▶ [Short exercise] Every record below should be printed exactly as given.

▶ [Records for the exercise]
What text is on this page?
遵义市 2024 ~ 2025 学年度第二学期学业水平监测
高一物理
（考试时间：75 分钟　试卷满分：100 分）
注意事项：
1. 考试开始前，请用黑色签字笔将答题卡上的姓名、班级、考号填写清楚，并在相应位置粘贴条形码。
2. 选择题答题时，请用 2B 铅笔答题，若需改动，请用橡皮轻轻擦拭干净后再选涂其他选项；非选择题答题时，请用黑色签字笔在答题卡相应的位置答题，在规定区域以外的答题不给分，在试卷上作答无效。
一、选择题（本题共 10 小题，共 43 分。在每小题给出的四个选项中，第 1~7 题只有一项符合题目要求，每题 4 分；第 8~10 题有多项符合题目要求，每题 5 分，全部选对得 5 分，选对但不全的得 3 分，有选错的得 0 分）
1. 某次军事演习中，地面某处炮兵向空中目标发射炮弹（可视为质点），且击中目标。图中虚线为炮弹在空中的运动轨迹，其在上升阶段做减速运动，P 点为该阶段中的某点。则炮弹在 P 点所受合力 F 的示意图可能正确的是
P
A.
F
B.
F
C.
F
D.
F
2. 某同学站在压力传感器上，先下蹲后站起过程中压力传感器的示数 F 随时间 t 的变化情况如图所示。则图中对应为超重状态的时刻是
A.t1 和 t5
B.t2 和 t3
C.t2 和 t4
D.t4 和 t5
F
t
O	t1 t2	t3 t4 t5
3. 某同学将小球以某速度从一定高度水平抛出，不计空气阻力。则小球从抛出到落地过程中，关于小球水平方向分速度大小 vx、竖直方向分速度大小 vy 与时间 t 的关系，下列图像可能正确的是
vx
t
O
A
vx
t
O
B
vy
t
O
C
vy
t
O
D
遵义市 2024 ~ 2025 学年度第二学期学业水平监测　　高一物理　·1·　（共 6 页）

▶ [Final answer]
What text is on this page?
遵义市 2024 ~ 2025 学年度第二学期学业水平监测
高一物理
（考试时间：75 分钟　试卷满分：100 分）
注意事项：
1. 考试开始前，请用黑色签字笔将答题卡上的姓名、班级、考号填写清楚，并在相应位置粘贴条形码。
2. 选择题答题时，请用 2B 铅笔答题，若需改动，请用橡皮轻轻擦拭干净后再选涂其他选项；非选择题答题时，请用黑色签字笔在答题卡相应的位置答题，在规定区域以外的答题不给分，在试卷上作答无效。
一、选择题（本题共 10 小题，共 43 分。在每小题给出的四个选项中，第 1~7 题只有一项符合题目要求，每题 4 分；第 8~10 题有多项符合题目要求，每题 5 分，全部选对得 5 分，选对但不全的得 3 分，有选错的得 0 分）
1. 某次军事演习中，地面某处炮兵向空中目标发射炮弹（可视为质点），且击中目标。图中虚线为炮弹在空中的运动轨迹，其在上升阶段做减速运动，P 点为该阶段中的某点。则炮弹在 P 点所受合力 F 的示意图可能正确的是
P
A.
F
B.
F
C.
F
D.
F
2. 某同学站在压力传感器上，先下蹲后站起过程中压力传感器的示数 F 随时间 t 的变化情况如图所示。则图中对应为超重状态的时刻是
A.t1 和 t5
B.t2 和 t3
C.t2 和 t4
D.t4 和 t5
F
t
O	t1 t2	t3 t4 t5
3. 某同学将小球以某速度从一定高度水平抛出，不计空气阻力。则小球从抛出到落地过程中，关于小球水平方向分速度大小 vx、竖直方向分速度大小 vy 与时间 t 的关系，下列图像可能正确的是
vx
t
O
A
vx
t
O
B
vy
t
O
C
vy
t
O
D
遵义市 2024 ~ 2025 学年度第二学期学业水平监测　　高一物理　·1·　（共 6 页）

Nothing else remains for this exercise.